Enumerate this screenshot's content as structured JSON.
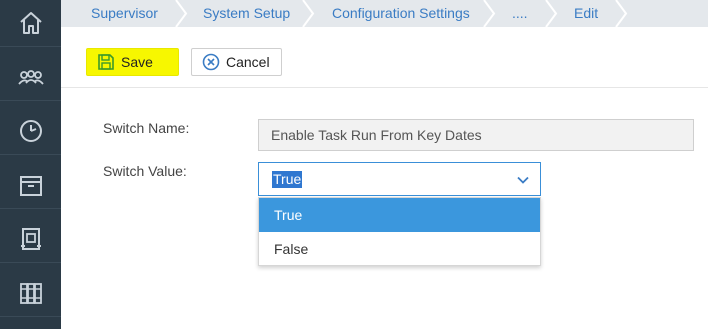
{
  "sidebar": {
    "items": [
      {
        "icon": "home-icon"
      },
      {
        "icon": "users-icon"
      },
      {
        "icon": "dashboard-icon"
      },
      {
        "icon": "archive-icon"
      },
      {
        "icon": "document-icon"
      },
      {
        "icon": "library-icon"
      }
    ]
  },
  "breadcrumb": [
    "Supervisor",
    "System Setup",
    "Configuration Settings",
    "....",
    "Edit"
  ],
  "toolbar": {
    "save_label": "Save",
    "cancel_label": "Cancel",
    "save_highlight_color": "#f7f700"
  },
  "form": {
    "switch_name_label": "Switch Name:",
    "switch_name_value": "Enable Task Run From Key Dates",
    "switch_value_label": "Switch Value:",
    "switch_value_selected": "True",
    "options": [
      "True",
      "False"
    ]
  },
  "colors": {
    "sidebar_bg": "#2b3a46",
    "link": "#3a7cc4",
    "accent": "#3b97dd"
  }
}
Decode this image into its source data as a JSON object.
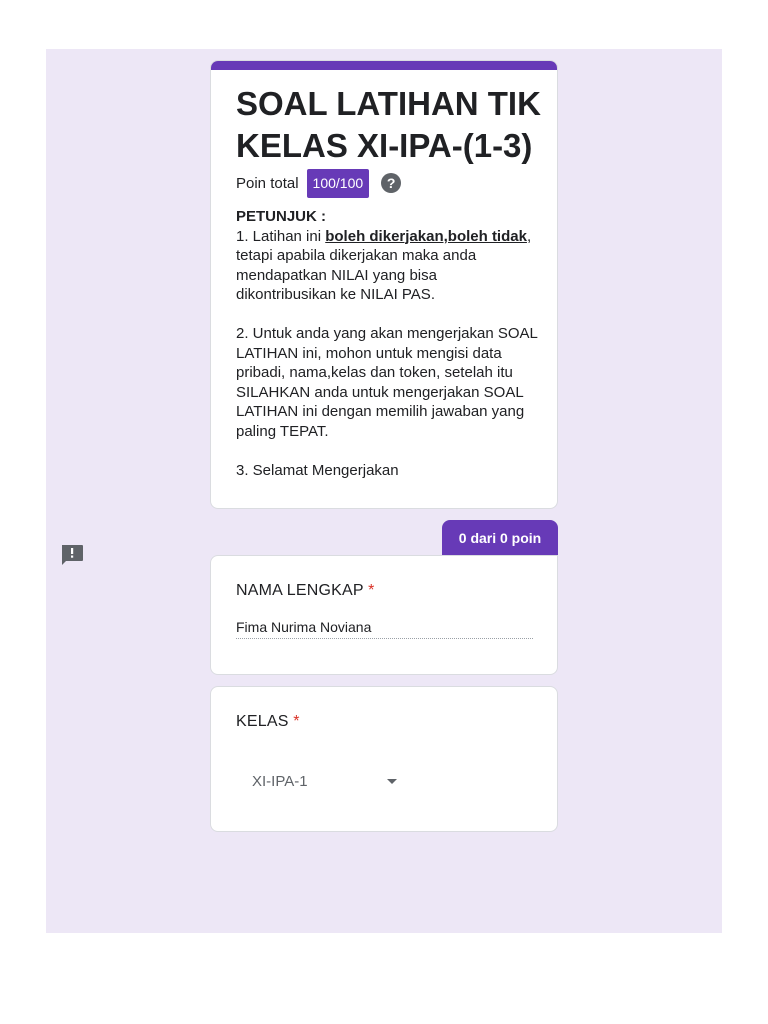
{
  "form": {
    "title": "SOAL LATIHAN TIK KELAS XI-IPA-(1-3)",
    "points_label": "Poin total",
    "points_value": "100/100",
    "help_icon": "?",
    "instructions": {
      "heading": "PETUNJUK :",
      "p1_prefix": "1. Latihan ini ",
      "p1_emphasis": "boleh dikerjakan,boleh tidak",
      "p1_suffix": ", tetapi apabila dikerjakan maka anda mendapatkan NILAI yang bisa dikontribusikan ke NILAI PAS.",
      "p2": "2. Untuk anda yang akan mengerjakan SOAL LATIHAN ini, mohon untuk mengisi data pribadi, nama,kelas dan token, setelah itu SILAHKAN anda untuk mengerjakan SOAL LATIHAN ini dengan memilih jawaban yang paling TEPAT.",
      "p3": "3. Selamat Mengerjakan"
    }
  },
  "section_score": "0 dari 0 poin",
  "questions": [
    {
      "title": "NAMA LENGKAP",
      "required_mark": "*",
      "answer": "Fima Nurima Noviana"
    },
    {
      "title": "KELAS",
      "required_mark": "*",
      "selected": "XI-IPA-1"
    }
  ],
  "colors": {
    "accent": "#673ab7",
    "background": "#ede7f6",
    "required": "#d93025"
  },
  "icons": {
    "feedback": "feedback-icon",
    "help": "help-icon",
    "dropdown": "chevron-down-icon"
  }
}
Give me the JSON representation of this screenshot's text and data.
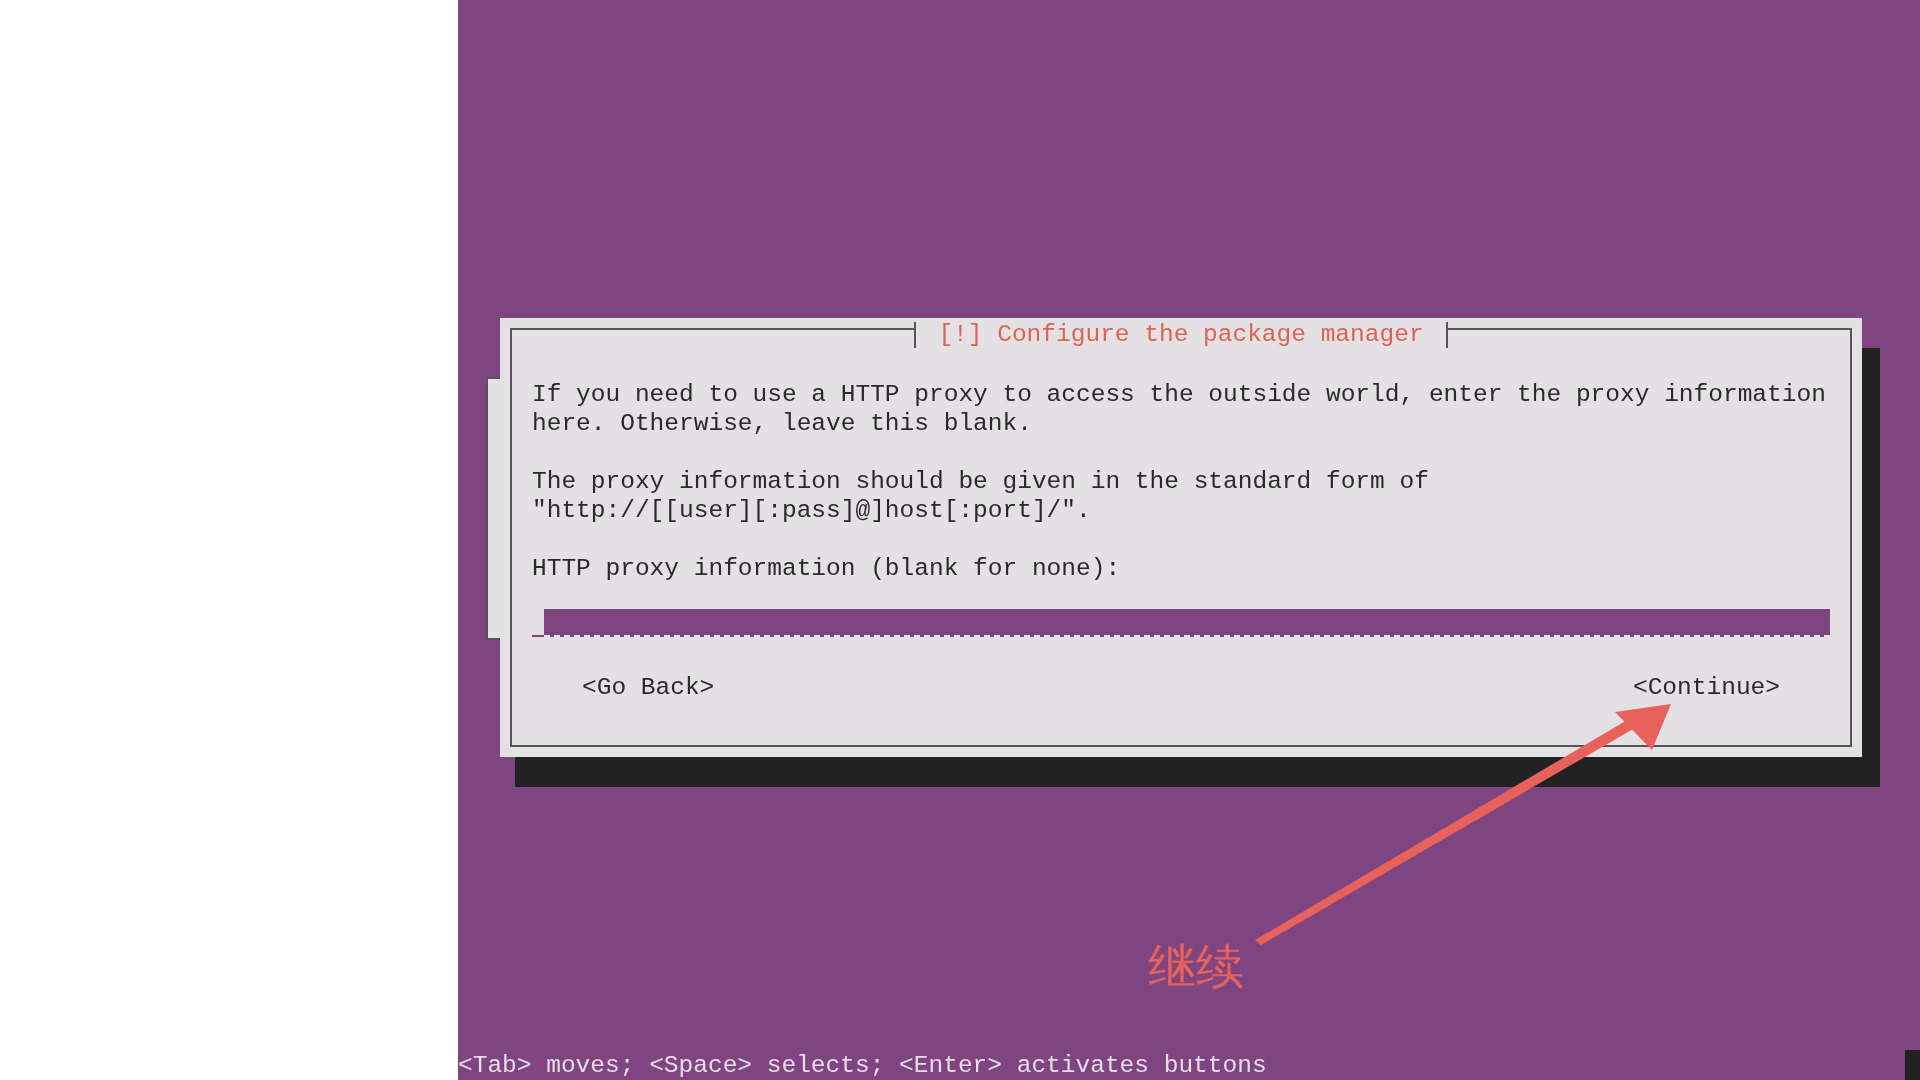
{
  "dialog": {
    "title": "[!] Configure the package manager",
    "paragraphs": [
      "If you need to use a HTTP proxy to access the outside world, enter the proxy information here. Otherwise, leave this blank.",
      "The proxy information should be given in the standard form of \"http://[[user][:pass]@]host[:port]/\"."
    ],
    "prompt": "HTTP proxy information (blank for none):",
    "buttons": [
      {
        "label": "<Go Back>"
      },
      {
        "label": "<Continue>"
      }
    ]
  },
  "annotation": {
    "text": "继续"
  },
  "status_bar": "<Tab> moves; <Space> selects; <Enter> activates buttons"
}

## What the task requires:
State only the count of lines above that hold the string "proxy".

## Answer to this exercise:
3